----- MATERIALS PROVIDED -----

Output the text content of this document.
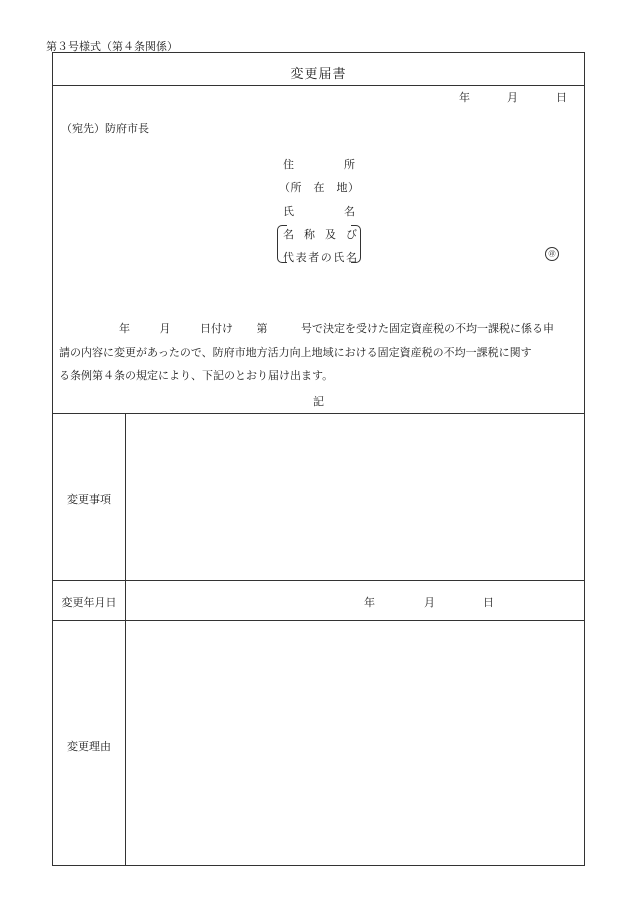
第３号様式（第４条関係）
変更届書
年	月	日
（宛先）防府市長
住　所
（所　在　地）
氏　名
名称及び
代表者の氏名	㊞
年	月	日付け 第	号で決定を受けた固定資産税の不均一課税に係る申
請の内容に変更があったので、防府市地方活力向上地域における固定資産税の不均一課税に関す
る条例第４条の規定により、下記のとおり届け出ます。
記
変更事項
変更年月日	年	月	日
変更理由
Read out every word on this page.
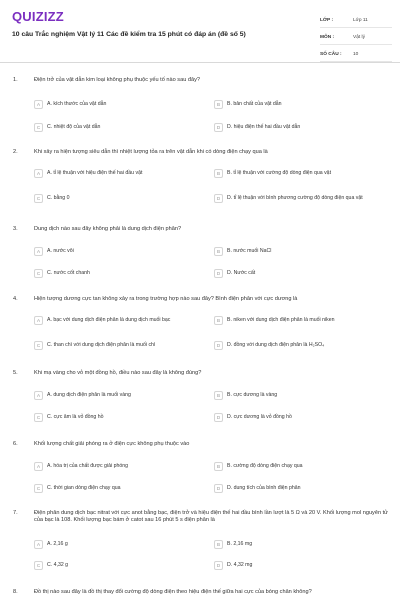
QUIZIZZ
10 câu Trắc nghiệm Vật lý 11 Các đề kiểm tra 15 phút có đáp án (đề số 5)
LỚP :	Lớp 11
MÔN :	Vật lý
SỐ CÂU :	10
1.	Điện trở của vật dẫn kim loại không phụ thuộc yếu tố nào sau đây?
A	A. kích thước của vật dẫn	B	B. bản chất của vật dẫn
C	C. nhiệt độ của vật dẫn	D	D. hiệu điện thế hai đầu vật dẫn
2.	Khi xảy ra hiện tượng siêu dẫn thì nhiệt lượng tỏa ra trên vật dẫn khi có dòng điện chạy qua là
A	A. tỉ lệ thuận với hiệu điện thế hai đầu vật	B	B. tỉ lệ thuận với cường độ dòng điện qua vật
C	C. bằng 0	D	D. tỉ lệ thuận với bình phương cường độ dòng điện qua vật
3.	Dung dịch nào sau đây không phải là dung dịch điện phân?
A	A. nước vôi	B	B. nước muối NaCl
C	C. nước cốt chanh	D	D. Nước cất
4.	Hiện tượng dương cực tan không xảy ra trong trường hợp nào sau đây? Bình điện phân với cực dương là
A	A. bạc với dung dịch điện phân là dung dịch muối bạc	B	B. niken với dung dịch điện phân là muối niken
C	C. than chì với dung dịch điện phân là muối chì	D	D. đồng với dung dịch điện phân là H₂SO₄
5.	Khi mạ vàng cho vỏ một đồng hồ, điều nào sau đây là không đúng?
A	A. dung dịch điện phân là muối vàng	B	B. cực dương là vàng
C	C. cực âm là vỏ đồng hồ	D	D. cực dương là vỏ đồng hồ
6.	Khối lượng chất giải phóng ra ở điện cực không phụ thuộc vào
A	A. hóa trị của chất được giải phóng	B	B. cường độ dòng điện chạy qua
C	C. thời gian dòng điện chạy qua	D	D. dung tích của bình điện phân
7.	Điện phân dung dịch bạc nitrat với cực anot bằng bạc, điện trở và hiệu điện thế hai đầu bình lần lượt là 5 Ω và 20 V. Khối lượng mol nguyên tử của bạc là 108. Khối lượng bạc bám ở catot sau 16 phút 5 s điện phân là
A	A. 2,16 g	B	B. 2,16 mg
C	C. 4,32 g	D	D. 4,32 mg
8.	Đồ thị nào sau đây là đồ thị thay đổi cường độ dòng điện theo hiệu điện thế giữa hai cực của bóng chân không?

-----
----- MATERIALS PROVIDED -----

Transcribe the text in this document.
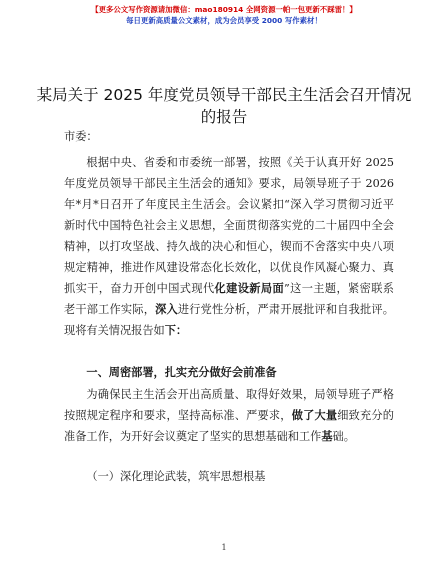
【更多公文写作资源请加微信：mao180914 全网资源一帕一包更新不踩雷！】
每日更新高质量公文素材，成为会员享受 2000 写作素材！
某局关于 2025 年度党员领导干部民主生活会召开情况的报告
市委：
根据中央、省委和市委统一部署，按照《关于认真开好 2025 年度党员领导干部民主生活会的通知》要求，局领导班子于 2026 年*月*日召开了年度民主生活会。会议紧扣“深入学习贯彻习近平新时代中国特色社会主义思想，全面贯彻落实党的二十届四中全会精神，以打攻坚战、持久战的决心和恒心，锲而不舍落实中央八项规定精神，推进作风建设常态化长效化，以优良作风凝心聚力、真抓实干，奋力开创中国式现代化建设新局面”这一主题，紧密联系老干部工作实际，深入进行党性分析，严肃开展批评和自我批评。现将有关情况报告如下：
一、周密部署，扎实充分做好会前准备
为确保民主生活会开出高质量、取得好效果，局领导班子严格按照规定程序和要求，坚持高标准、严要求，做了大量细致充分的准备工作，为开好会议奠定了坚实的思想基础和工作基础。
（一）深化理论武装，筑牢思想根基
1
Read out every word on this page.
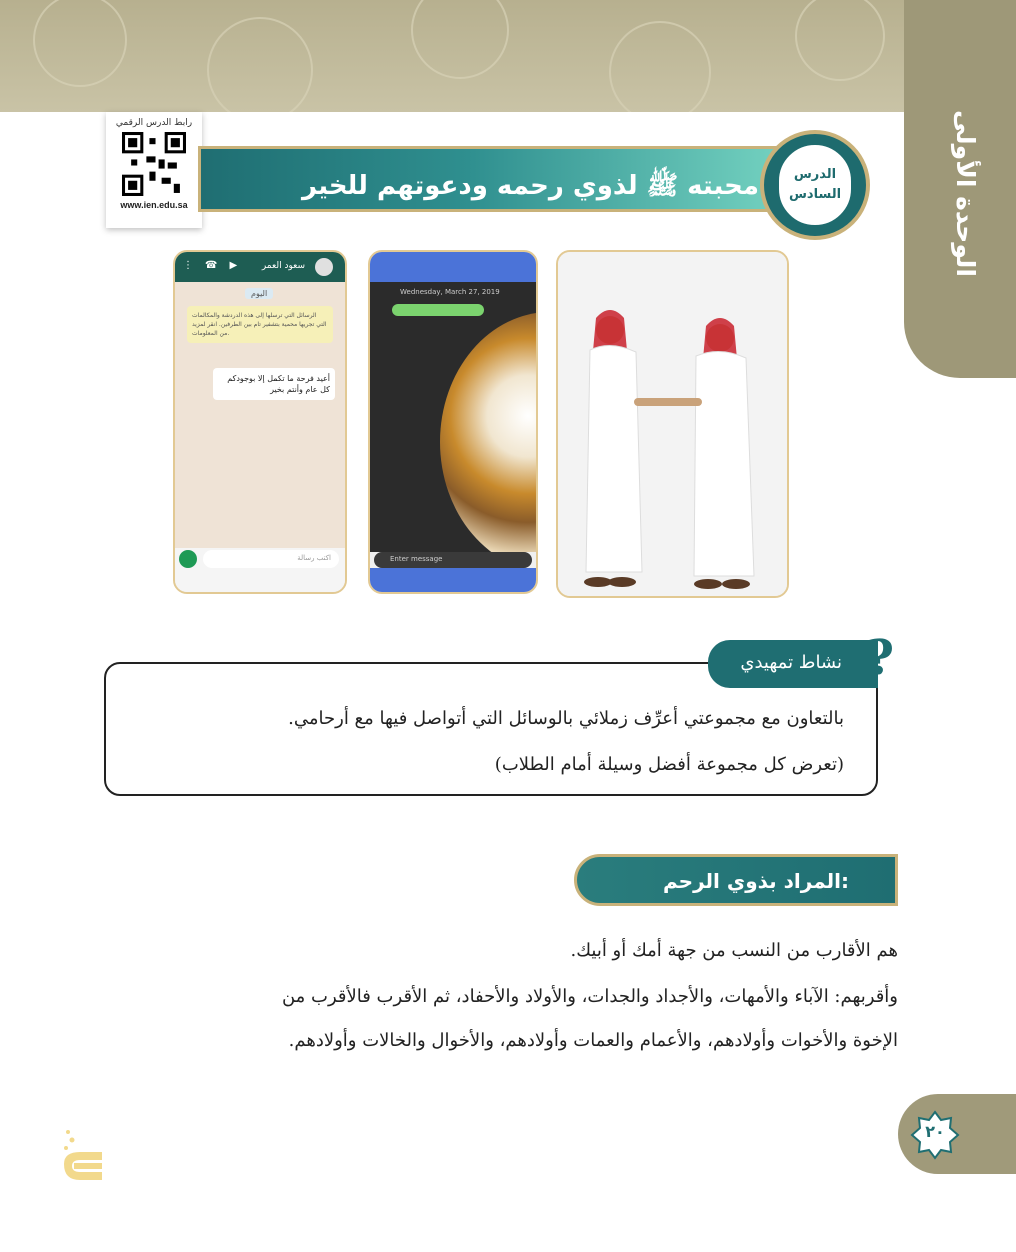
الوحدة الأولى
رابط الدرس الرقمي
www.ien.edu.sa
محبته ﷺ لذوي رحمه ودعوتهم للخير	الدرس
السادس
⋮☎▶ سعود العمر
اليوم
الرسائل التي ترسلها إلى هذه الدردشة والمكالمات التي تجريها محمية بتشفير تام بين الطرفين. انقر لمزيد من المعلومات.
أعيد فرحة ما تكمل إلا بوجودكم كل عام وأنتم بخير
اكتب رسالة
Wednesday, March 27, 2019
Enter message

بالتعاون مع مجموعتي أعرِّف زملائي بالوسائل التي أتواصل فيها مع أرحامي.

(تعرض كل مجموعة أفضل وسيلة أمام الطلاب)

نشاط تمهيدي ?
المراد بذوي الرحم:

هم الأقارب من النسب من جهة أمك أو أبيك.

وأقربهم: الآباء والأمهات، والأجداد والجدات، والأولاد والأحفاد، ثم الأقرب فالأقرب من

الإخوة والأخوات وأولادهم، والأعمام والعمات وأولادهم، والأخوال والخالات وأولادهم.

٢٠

-----
----- MATERIALS PROVIDED -----

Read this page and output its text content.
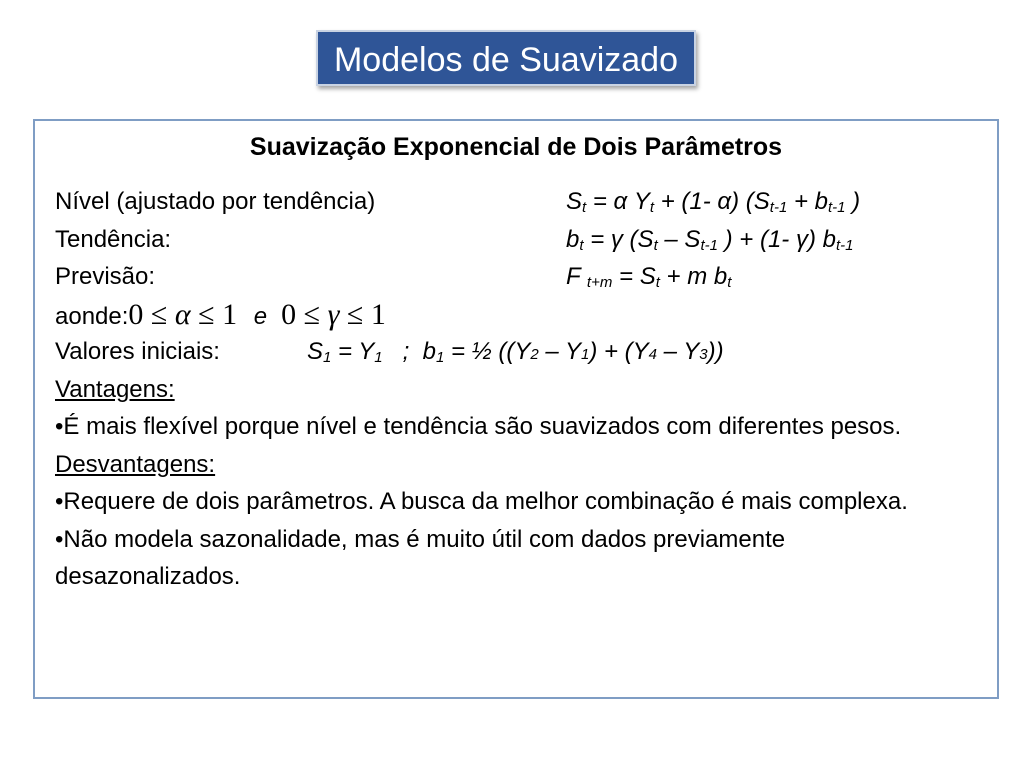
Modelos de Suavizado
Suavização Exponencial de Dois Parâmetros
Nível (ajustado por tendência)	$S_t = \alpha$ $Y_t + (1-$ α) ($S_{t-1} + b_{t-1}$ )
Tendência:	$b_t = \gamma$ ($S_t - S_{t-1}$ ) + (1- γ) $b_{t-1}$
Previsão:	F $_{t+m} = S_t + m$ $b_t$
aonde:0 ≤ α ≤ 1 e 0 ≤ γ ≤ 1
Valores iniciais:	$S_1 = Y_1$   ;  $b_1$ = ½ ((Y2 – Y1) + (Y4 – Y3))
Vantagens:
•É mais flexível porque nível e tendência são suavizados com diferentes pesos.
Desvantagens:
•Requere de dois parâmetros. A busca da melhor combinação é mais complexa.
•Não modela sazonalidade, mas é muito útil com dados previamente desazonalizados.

-----

- WHAT TO DO: Filter the records down to the lines that contain the string "bằng", and copy those lines.

- OUTPUT FOR THIS EXERCISE:
C	C. bằng 0	D	D. tỉ lệ thuận với bình phương cường độ dòng điện qua vật
7.	Điện phân dung dịch bạc nitrat với cực anot bằng bạc, điện trở và hiệu điện thế hai đầu bình lần lượt là 5 Ω và 20 V. Khối lượng mol nguyên tử của bạc là 108. Khối lượng bạc bám ở catot sau 16 phút 5 s điện phân là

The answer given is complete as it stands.